Write every record out again exactly, and keep images out of it.
☆ ☆ ☆ ☆ ☆ ☆ ☆
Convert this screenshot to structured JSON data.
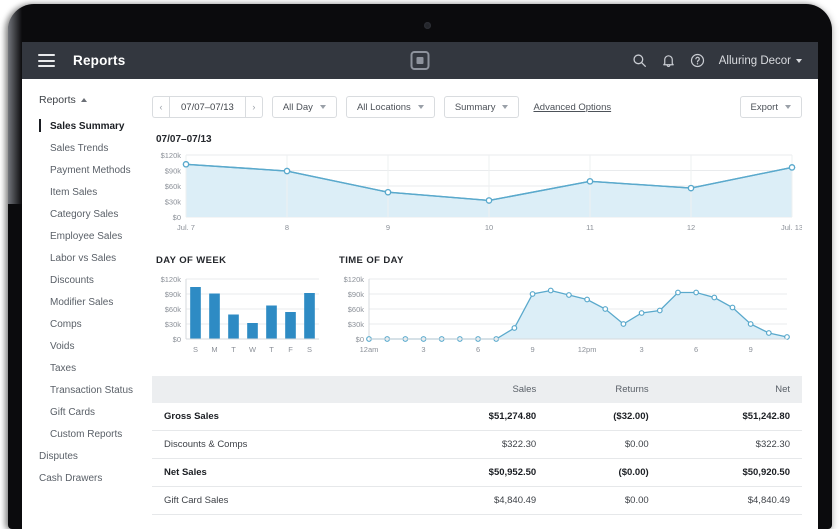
{
  "header": {
    "title": "Reports",
    "menu_icon": "hamburger-icon",
    "logo_icon": "square-logo-icon",
    "search_icon": "search-icon",
    "bell_icon": "bell-icon",
    "help_icon": "help-icon",
    "account": "Alluring Decor"
  },
  "sidebar": {
    "section_label": "Reports",
    "items": [
      {
        "label": "Sales Summary",
        "active": true,
        "level": 2
      },
      {
        "label": "Sales Trends",
        "active": false,
        "level": 2
      },
      {
        "label": "Payment Methods",
        "active": false,
        "level": 2
      },
      {
        "label": "Item Sales",
        "active": false,
        "level": 2
      },
      {
        "label": "Category Sales",
        "active": false,
        "level": 2
      },
      {
        "label": "Employee Sales",
        "active": false,
        "level": 2
      },
      {
        "label": "Labor vs Sales",
        "active": false,
        "level": 2
      },
      {
        "label": "Discounts",
        "active": false,
        "level": 2
      },
      {
        "label": "Modifier Sales",
        "active": false,
        "level": 2
      },
      {
        "label": "Comps",
        "active": false,
        "level": 2
      },
      {
        "label": "Voids",
        "active": false,
        "level": 2
      },
      {
        "label": "Taxes",
        "active": false,
        "level": 2
      },
      {
        "label": "Transaction Status",
        "active": false,
        "level": 2
      },
      {
        "label": "Gift Cards",
        "active": false,
        "level": 2
      },
      {
        "label": "Custom Reports",
        "active": false,
        "level": 2
      },
      {
        "label": "Disputes",
        "active": false,
        "level": 1
      },
      {
        "label": "Cash Drawers",
        "active": false,
        "level": 1
      }
    ]
  },
  "toolbar": {
    "prev_label": "‹",
    "date_range": "07/07–07/13",
    "next_label": "›",
    "time_filter": "All Day",
    "location_filter": "All Locations",
    "view_filter": "Summary",
    "advanced_options": "Advanced Options",
    "export_label": "Export"
  },
  "main_chart_title": "07/07–07/13",
  "panel_titles": {
    "day_of_week": "DAY OF WEEK",
    "time_of_day": "TIME OF DAY"
  },
  "colors": {
    "line": "#5aa9cc",
    "line_fill": "#dceef7",
    "bar": "#2e8bc4",
    "header_bg": "#33373f",
    "table_header_bg": "#eceef0"
  },
  "chart_data": [
    {
      "type": "area",
      "name": "weekly-sales-trend",
      "title": "07/07–07/13",
      "xlabel": "",
      "ylabel": "",
      "ylim": [
        0,
        120000
      ],
      "yticks": [
        0,
        30000,
        60000,
        90000,
        120000
      ],
      "ytick_labels": [
        "$0",
        "$30k",
        "$60k",
        "$90k",
        "$120k"
      ],
      "categories": [
        "Jul. 7",
        "8",
        "9",
        "10",
        "11",
        "12",
        "Jul. 13"
      ],
      "values": [
        102000,
        89000,
        48000,
        32000,
        69000,
        56000,
        96000
      ],
      "grid": true,
      "legend": "none"
    },
    {
      "type": "bar",
      "name": "day-of-week",
      "title": "DAY OF WEEK",
      "xlabel": "",
      "ylabel": "",
      "ylim": [
        0,
        120000
      ],
      "yticks": [
        0,
        30000,
        60000,
        90000,
        120000
      ],
      "ytick_labels": [
        "$0",
        "$30k",
        "$60k",
        "$90k",
        "$120k"
      ],
      "categories": [
        "S",
        "M",
        "T",
        "W",
        "T",
        "F",
        "S"
      ],
      "values": [
        104000,
        91000,
        49000,
        32000,
        67000,
        54000,
        92000
      ],
      "grid": true,
      "legend": "none"
    },
    {
      "type": "area",
      "name": "time-of-day",
      "title": "TIME OF DAY",
      "xlabel": "",
      "ylabel": "",
      "ylim": [
        0,
        120000
      ],
      "yticks": [
        0,
        30000,
        60000,
        90000,
        120000
      ],
      "ytick_labels": [
        "$0",
        "$30k",
        "$60k",
        "$90k",
        "$120k"
      ],
      "categories": [
        "12am",
        "1",
        "2",
        "3",
        "4",
        "5",
        "6",
        "7",
        "8",
        "9",
        "10",
        "11",
        "12pm",
        "1",
        "2",
        "3",
        "4",
        "5",
        "6",
        "7",
        "8",
        "9",
        "10",
        "11"
      ],
      "xtick_labels": [
        "12am",
        "3",
        "6",
        "9",
        "12pm",
        "3",
        "6",
        "9"
      ],
      "values": [
        0,
        0,
        0,
        0,
        0,
        0,
        0,
        0,
        22000,
        90000,
        97000,
        88000,
        79000,
        60000,
        30000,
        52000,
        57000,
        93000,
        93000,
        83000,
        63000,
        30000,
        12000,
        4000
      ],
      "grid": true,
      "legend": "none"
    }
  ],
  "table": {
    "columns": [
      "",
      "Sales",
      "Returns",
      "Net"
    ],
    "rows": [
      {
        "label": "Gross Sales",
        "sales": "$51,274.80",
        "returns": "($32.00)",
        "net": "$51,242.80",
        "bold": true
      },
      {
        "label": "Discounts & Comps",
        "sales": "$322.30",
        "returns": "$0.00",
        "net": "$322.30",
        "bold": false
      },
      {
        "label": "Net Sales",
        "sales": "$50,952.50",
        "returns": "($0.00)",
        "net": "$50,920.50",
        "bold": true
      },
      {
        "label": "Gift Card Sales",
        "sales": "$4,840.49",
        "returns": "$0.00",
        "net": "$4,840.49",
        "bold": false
      }
    ]
  }
}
☆ ☆ ☆ ☆ ☆ ☆ ☆
- TASK RESPONSE:
Convert this screenshot to structured JSON data.
{
  "header": {
    "title": "Reports",
    "menu_icon": "hamburger-icon",
    "logo_icon": "square-logo-icon",
    "search_icon": "search-icon",
    "bell_icon": "bell-icon",
    "help_icon": "help-icon",
    "account": "Alluring Decor"
  },
  "sidebar": {
    "section_label": "Reports",
    "items": [
      {
        "label": "Sales Summary",
        "active": true,
        "level": 2
      },
      {
        "label": "Sales Trends",
        "active": false,
        "level": 2
      },
      {
        "label": "Payment Methods",
        "active": false,
        "level": 2
      },
      {
        "label": "Item Sales",
        "active": false,
        "level": 2
      },
      {
        "label": "Category Sales",
        "active": false,
        "level": 2
      },
      {
        "label": "Employee Sales",
        "active": false,
        "level": 2
      },
      {
        "label": "Labor vs Sales",
        "active": false,
        "level": 2
      },
      {
        "label": "Discounts",
        "active": false,
        "level": 2
      },
      {
        "label": "Modifier Sales",
        "active": false,
        "level": 2
      },
      {
        "label": "Comps",
        "active": false,
        "level": 2
      },
      {
        "label": "Voids",
        "active": false,
        "level": 2
      },
      {
        "label": "Taxes",
        "active": false,
        "level": 2
      },
      {
        "label": "Transaction Status",
        "active": false,
        "level": 2
      },
      {
        "label": "Gift Cards",
        "active": false,
        "level": 2
      },
      {
        "label": "Custom Reports",
        "active": false,
        "level": 2
      },
      {
        "label": "Disputes",
        "active": false,
        "level": 1
      },
      {
        "label": "Cash Drawers",
        "active": false,
        "level": 1
      }
    ]
  },
  "toolbar": {
    "prev_label": "‹",
    "date_range": "07/07–07/13",
    "next_label": "›",
    "time_filter": "All Day",
    "location_filter": "All Locations",
    "view_filter": "Summary",
    "advanced_options": "Advanced Options",
    "export_label": "Export"
  },
  "main_chart_title": "07/07–07/13",
  "panel_titles": {
    "day_of_week": "DAY OF WEEK",
    "time_of_day": "TIME OF DAY"
  },
  "colors": {
    "line": "#5aa9cc",
    "line_fill": "#dceef7",
    "bar": "#2e8bc4",
    "header_bg": "#33373f",
    "table_header_bg": "#eceef0"
  },
  "chart_data": [
    {
      "type": "area",
      "name": "weekly-sales-trend",
      "title": "07/07–07/13",
      "xlabel": "",
      "ylabel": "",
      "ylim": [
        0,
        120000
      ],
      "yticks": [
        0,
        30000,
        60000,
        90000,
        120000
      ],
      "ytick_labels": [
        "$0",
        "$30k",
        "$60k",
        "$90k",
        "$120k"
      ],
      "categories": [
        "Jul. 7",
        "8",
        "9",
        "10",
        "11",
        "12",
        "Jul. 13"
      ],
      "values": [
        102000,
        89000,
        48000,
        32000,
        69000,
        56000,
        96000
      ],
      "grid": true,
      "legend": "none"
    },
    {
      "type": "bar",
      "name": "day-of-week",
      "title": "DAY OF WEEK",
      "xlabel": "",
      "ylabel": "",
      "ylim": [
        0,
        120000
      ],
      "yticks": [
        0,
        30000,
        60000,
        90000,
        120000
      ],
      "ytick_labels": [
        "$0",
        "$30k",
        "$60k",
        "$90k",
        "$120k"
      ],
      "categories": [
        "S",
        "M",
        "T",
        "W",
        "T",
        "F",
        "S"
      ],
      "values": [
        104000,
        91000,
        49000,
        32000,
        67000,
        54000,
        92000
      ],
      "grid": true,
      "legend": "none"
    },
    {
      "type": "area",
      "name": "time-of-day",
      "title": "TIME OF DAY",
      "xlabel": "",
      "ylabel": "",
      "ylim": [
        0,
        120000
      ],
      "yticks": [
        0,
        30000,
        60000,
        90000,
        120000
      ],
      "ytick_labels": [
        "$0",
        "$30k",
        "$60k",
        "$90k",
        "$120k"
      ],
      "categories": [
        "12am",
        "1",
        "2",
        "3",
        "4",
        "5",
        "6",
        "7",
        "8",
        "9",
        "10",
        "11",
        "12pm",
        "1",
        "2",
        "3",
        "4",
        "5",
        "6",
        "7",
        "8",
        "9",
        "10",
        "11"
      ],
      "xtick_labels": [
        "12am",
        "3",
        "6",
        "9",
        "12pm",
        "3",
        "6",
        "9"
      ],
      "values": [
        0,
        0,
        0,
        0,
        0,
        0,
        0,
        0,
        22000,
        90000,
        97000,
        88000,
        79000,
        60000,
        30000,
        52000,
        57000,
        93000,
        93000,
        83000,
        63000,
        30000,
        12000,
        4000
      ],
      "grid": true,
      "legend": "none"
    }
  ],
  "table": {
    "columns": [
      "",
      "Sales",
      "Returns",
      "Net"
    ],
    "rows": [
      {
        "label": "Gross Sales",
        "sales": "$51,274.80",
        "returns": "($32.00)",
        "net": "$51,242.80",
        "bold": true
      },
      {
        "label": "Discounts & Comps",
        "sales": "$322.30",
        "returns": "$0.00",
        "net": "$322.30",
        "bold": false
      },
      {
        "label": "Net Sales",
        "sales": "$50,952.50",
        "returns": "($0.00)",
        "net": "$50,920.50",
        "bold": true
      },
      {
        "label": "Gift Card Sales",
        "sales": "$4,840.49",
        "returns": "$0.00",
        "net": "$4,840.49",
        "bold": false
      }
    ]
  }
}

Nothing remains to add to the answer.